● Work to be completed: Copy out every line in the entries below that includes "Sleeve".

● Information given:
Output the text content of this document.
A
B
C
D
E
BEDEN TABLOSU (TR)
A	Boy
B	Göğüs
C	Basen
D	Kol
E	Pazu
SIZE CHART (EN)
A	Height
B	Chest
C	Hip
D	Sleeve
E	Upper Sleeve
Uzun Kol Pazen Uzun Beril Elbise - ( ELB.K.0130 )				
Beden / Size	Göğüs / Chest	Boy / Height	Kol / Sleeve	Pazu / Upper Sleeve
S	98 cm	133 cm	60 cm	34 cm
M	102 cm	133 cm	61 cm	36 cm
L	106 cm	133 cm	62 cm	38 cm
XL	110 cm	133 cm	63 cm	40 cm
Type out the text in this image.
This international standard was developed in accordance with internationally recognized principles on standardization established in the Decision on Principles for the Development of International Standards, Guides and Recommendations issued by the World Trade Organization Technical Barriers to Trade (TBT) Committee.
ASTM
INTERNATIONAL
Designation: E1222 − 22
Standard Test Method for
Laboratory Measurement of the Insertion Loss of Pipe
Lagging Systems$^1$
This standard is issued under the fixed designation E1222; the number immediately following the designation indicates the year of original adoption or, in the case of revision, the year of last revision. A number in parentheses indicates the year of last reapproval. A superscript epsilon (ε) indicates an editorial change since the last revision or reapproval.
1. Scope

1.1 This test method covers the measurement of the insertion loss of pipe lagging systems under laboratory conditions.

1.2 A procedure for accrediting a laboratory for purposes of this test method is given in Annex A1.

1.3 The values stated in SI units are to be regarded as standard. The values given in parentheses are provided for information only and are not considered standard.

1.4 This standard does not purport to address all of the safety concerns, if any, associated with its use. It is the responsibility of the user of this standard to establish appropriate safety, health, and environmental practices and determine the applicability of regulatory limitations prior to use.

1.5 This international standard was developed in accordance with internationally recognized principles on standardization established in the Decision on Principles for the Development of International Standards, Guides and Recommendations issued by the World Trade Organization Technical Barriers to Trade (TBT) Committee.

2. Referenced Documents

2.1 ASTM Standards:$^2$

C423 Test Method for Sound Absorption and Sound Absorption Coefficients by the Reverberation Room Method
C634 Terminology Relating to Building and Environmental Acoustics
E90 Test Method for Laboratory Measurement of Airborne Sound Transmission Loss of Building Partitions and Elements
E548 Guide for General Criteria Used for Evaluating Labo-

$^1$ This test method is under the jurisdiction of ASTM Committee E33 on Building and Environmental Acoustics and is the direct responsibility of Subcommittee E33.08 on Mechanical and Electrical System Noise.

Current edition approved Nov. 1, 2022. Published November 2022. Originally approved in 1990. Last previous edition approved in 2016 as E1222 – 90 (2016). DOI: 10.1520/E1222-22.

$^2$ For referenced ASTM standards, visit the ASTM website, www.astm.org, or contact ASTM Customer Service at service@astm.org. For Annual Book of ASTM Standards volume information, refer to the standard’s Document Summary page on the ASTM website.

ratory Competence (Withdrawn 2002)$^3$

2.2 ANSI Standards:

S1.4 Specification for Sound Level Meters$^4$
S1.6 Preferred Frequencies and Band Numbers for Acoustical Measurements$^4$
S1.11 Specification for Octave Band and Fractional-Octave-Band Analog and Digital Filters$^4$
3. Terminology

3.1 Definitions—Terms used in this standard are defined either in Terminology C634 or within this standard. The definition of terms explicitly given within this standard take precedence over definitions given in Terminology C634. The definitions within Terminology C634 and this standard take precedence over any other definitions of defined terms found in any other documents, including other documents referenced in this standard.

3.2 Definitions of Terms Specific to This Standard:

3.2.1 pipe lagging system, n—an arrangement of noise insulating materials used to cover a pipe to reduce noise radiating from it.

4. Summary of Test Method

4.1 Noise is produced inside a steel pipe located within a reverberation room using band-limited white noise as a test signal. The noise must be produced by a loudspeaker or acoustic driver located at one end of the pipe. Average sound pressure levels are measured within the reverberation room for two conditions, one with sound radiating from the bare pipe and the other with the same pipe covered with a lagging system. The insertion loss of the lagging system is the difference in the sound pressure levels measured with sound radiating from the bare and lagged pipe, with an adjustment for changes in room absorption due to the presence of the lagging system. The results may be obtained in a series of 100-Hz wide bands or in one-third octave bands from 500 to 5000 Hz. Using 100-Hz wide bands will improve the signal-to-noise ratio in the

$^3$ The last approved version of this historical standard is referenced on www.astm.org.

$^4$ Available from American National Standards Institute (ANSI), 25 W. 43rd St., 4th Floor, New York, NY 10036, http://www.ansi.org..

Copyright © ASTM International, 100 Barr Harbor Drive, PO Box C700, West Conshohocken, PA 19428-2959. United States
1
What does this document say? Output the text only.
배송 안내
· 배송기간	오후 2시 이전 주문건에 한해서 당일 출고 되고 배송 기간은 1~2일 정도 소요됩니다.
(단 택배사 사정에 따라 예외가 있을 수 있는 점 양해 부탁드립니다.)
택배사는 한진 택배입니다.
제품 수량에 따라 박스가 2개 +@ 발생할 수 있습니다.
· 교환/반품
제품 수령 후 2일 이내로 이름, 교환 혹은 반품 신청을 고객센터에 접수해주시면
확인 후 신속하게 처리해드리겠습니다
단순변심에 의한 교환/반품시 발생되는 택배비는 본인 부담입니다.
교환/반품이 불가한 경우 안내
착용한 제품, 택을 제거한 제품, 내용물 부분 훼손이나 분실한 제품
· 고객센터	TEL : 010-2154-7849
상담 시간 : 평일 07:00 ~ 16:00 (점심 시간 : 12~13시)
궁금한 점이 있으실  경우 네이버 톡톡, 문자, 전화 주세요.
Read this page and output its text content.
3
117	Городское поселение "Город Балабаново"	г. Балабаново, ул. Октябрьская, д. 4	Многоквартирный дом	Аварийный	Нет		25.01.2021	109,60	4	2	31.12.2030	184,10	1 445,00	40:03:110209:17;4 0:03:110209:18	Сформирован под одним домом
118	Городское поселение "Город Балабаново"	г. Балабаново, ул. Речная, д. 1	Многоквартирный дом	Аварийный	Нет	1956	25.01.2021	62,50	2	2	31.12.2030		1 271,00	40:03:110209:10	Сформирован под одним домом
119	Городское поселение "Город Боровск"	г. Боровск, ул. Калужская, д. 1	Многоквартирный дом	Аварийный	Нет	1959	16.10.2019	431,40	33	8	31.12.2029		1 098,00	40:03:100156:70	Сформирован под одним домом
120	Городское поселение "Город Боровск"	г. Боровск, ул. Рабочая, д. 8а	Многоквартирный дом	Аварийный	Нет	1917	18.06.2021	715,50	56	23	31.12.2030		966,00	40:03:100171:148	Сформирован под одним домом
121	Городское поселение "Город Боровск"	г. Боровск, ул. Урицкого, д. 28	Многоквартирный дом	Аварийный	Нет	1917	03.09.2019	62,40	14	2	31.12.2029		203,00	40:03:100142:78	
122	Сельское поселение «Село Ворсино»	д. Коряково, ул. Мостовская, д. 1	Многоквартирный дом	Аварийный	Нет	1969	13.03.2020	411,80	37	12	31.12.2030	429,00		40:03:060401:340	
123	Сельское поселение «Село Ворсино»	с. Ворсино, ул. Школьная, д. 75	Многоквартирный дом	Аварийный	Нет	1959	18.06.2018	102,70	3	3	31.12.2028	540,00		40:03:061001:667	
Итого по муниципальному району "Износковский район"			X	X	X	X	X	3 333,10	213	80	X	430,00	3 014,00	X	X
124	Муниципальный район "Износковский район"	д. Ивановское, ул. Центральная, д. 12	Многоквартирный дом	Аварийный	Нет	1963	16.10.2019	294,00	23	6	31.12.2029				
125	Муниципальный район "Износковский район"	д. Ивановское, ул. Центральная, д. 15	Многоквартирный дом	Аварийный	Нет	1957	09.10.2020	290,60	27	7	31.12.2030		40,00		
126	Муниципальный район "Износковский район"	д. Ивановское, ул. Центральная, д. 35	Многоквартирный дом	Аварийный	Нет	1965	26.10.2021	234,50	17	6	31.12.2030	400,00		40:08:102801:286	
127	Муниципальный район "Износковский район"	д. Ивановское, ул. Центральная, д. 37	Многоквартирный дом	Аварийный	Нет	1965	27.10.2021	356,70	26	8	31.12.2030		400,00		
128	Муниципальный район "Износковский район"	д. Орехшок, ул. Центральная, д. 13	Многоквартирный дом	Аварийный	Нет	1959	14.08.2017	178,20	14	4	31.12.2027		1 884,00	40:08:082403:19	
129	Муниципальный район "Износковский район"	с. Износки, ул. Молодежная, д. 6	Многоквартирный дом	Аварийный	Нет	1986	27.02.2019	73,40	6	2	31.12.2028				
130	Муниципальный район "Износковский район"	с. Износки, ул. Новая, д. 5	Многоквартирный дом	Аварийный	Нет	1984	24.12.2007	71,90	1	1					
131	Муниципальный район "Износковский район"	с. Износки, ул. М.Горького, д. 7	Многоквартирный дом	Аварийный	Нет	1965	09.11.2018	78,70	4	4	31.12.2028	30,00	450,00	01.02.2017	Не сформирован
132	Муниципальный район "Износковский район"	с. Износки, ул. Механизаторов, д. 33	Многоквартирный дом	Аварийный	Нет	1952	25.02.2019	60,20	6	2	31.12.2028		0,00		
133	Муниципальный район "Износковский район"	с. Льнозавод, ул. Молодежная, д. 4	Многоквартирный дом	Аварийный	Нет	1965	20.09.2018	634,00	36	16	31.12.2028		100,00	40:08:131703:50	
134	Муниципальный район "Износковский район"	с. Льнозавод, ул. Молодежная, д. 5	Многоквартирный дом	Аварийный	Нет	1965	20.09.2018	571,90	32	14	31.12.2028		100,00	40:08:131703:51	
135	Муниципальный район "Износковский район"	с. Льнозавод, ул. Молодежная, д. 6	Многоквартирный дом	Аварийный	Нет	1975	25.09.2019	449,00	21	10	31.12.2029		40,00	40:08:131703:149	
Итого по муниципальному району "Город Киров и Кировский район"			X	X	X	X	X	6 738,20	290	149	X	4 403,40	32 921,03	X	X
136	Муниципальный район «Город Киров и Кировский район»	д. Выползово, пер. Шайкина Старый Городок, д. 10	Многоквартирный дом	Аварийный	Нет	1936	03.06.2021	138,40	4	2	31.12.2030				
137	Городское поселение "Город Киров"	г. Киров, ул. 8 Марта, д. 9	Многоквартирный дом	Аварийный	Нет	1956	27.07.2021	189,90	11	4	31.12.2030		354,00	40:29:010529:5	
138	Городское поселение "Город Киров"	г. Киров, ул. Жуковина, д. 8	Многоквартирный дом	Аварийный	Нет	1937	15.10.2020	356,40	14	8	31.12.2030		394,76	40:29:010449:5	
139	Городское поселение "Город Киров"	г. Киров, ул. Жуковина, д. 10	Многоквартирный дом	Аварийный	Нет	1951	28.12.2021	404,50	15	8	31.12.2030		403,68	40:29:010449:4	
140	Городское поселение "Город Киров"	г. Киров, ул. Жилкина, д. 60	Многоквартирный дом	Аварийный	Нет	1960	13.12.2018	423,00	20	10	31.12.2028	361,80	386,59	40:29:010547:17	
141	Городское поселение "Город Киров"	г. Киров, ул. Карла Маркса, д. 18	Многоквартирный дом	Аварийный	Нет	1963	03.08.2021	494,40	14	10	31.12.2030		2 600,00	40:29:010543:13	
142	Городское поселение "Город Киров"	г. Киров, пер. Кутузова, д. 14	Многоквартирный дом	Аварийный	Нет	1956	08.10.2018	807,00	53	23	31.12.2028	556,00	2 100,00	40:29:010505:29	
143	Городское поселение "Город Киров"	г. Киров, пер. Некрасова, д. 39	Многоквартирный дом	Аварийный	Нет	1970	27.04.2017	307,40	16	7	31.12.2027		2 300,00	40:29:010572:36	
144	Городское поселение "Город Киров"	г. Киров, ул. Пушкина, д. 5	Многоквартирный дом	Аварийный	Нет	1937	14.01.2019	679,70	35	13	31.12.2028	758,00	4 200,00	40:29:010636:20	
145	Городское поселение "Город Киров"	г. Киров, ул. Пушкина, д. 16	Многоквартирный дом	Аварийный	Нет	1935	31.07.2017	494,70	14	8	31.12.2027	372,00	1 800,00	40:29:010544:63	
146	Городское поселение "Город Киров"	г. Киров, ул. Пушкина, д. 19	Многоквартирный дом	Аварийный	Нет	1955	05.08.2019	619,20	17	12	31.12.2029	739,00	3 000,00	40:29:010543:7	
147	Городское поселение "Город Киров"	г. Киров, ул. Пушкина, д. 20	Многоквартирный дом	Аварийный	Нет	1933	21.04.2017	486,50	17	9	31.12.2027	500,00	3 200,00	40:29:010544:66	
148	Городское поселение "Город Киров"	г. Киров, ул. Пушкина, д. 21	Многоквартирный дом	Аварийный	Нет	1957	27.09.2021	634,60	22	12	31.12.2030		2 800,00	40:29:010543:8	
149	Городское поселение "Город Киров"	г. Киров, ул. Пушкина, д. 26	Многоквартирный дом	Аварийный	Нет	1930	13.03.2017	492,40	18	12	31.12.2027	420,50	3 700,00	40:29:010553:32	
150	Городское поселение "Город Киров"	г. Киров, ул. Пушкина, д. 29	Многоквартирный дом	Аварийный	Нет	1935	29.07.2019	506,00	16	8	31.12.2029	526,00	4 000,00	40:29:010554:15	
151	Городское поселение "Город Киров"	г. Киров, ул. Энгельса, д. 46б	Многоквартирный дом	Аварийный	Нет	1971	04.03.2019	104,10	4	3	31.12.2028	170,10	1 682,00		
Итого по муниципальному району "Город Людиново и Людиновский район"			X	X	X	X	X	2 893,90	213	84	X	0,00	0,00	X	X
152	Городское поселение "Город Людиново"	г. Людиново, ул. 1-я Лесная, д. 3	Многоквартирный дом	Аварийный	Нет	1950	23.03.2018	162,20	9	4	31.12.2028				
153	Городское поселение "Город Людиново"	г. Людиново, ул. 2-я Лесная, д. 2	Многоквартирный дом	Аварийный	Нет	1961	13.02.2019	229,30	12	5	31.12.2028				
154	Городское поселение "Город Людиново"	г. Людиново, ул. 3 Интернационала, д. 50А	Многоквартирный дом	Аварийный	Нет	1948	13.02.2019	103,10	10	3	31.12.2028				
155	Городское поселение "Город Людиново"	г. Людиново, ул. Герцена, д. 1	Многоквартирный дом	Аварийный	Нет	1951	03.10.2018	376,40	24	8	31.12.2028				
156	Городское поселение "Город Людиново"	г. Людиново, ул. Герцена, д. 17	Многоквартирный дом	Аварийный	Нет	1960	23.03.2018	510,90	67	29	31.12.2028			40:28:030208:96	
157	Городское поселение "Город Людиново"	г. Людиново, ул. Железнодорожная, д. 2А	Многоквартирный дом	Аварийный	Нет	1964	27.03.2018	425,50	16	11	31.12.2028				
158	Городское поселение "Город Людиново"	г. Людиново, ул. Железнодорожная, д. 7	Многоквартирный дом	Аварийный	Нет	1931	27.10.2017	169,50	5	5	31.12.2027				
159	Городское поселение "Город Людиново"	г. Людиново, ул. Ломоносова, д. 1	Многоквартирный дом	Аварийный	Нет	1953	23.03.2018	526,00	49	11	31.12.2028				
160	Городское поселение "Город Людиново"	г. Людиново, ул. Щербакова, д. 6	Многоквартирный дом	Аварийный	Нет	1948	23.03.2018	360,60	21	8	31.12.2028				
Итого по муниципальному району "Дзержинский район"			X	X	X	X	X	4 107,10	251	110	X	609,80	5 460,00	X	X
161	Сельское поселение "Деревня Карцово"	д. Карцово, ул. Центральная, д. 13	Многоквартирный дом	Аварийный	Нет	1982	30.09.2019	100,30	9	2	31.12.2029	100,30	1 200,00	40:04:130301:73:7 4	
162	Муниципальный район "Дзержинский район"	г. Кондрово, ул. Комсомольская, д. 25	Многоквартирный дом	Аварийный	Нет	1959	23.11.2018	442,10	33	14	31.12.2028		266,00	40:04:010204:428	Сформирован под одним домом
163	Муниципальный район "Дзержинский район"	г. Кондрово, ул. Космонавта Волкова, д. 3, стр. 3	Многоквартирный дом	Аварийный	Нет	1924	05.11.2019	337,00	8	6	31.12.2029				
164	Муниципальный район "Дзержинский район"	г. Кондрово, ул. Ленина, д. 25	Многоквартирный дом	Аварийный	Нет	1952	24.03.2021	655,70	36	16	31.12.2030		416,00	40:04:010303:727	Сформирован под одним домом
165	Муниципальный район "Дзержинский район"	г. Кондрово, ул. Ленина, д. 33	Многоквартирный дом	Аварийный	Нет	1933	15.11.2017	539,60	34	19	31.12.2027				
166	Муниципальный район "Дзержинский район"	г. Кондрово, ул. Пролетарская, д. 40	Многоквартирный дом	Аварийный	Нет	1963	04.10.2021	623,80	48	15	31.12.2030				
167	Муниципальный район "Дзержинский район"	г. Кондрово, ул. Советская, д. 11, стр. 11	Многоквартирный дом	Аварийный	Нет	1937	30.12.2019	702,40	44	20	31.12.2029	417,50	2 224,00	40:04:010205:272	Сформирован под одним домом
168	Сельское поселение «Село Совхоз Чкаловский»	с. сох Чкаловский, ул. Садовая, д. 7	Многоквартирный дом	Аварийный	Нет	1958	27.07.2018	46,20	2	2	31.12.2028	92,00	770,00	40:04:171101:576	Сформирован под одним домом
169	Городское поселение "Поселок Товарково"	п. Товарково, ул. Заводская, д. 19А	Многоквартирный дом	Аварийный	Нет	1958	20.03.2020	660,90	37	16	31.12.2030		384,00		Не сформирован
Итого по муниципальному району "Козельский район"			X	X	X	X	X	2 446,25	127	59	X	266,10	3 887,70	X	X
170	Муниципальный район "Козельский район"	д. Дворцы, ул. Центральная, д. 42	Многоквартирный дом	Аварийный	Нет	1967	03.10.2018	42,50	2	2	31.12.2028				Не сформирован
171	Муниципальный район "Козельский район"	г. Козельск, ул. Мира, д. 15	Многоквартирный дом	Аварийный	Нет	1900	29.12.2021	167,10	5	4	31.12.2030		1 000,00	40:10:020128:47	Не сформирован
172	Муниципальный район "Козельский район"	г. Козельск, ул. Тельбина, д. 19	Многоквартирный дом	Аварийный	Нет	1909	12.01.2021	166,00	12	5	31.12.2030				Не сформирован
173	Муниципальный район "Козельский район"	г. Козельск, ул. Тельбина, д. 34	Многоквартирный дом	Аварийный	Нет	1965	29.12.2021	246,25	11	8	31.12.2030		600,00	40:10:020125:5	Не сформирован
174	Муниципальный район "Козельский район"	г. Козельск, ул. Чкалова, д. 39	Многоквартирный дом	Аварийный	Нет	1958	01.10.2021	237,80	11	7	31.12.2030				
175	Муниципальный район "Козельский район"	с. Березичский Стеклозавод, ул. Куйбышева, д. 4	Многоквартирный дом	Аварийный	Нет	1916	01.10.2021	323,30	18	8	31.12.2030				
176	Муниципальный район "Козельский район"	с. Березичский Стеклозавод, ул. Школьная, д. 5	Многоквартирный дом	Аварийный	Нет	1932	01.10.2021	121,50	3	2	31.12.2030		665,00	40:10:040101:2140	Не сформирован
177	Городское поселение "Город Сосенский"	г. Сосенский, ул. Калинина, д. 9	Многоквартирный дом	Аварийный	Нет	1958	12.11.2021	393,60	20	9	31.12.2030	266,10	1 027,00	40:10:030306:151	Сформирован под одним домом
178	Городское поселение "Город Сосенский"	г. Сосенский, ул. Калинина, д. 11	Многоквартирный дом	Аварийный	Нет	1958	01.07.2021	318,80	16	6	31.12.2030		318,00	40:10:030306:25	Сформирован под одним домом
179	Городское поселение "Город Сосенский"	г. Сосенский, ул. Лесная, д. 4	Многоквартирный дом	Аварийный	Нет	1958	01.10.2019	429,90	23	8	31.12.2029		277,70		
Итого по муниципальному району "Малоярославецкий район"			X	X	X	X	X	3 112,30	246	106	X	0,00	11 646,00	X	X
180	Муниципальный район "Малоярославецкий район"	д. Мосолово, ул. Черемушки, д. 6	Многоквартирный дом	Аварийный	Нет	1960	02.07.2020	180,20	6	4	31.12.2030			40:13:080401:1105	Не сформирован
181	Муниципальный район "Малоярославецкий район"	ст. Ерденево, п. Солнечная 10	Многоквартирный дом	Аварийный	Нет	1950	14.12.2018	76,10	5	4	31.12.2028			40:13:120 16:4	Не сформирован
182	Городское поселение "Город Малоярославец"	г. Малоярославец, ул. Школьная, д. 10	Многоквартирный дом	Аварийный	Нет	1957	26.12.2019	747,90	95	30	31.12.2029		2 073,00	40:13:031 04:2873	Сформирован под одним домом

● Exercise solution:
D	Sleeve
E	Upper Sleeve
Beden / Size	Göğüs / Chest	Boy / Height	Kol / Sleeve	Pazu / Upper Sleeve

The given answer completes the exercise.